• _YOUR INSTRUCTIONS_: All of the data should be repeated exactly; pictures are not part of the copy.

──────── DATASET ROWS

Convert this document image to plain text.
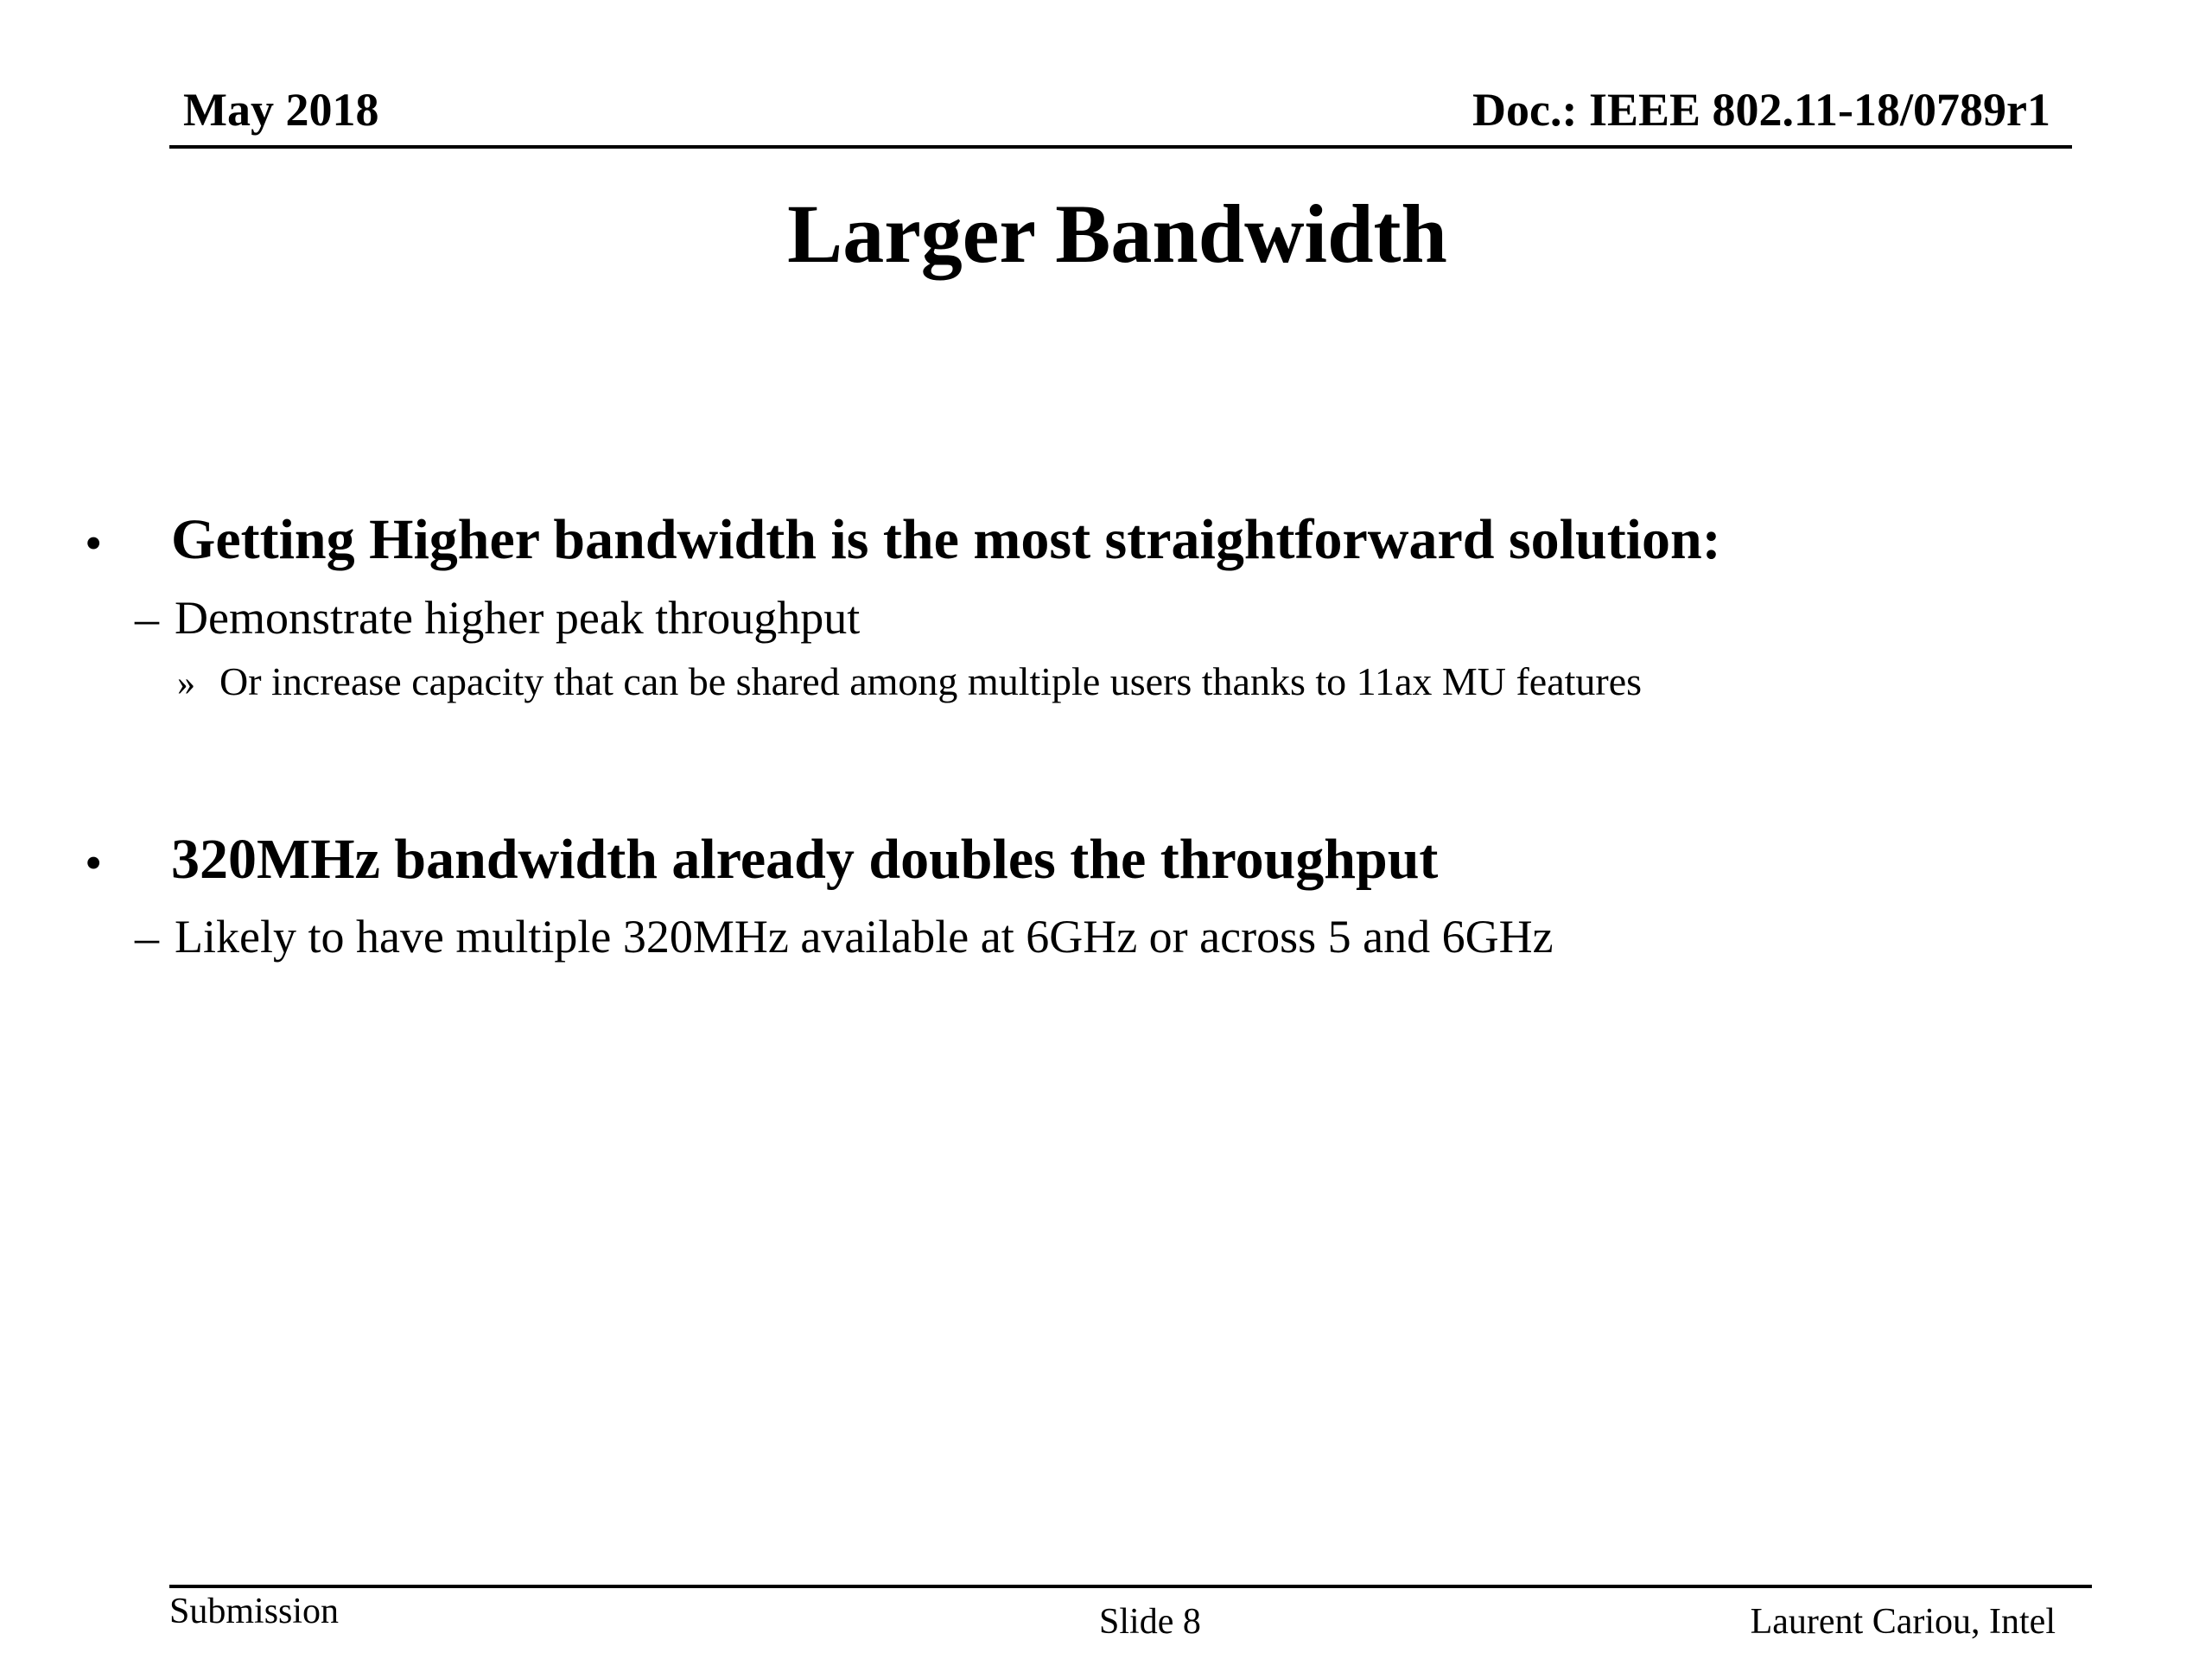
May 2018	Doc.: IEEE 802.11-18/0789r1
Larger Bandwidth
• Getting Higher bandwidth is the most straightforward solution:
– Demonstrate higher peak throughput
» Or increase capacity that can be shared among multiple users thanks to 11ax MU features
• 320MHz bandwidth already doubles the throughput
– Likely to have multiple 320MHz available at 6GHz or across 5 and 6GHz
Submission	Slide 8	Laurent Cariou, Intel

────────────────

• _RESULT BELOW_:
Convert this document image to plain text.
May 2018	Doc.: IEEE 802.11-18/0789r1
Larger Bandwidth
• Getting Higher bandwidth is the most straightforward solution:
– Demonstrate higher peak throughput
» Or increase capacity that can be shared among multiple users thanks to 11ax MU features
• 320MHz bandwidth already doubles the throughput
– Likely to have multiple 320MHz available at 6GHz or across 5 and 6GHz
Submission	Slide 8	Laurent Cariou, Intel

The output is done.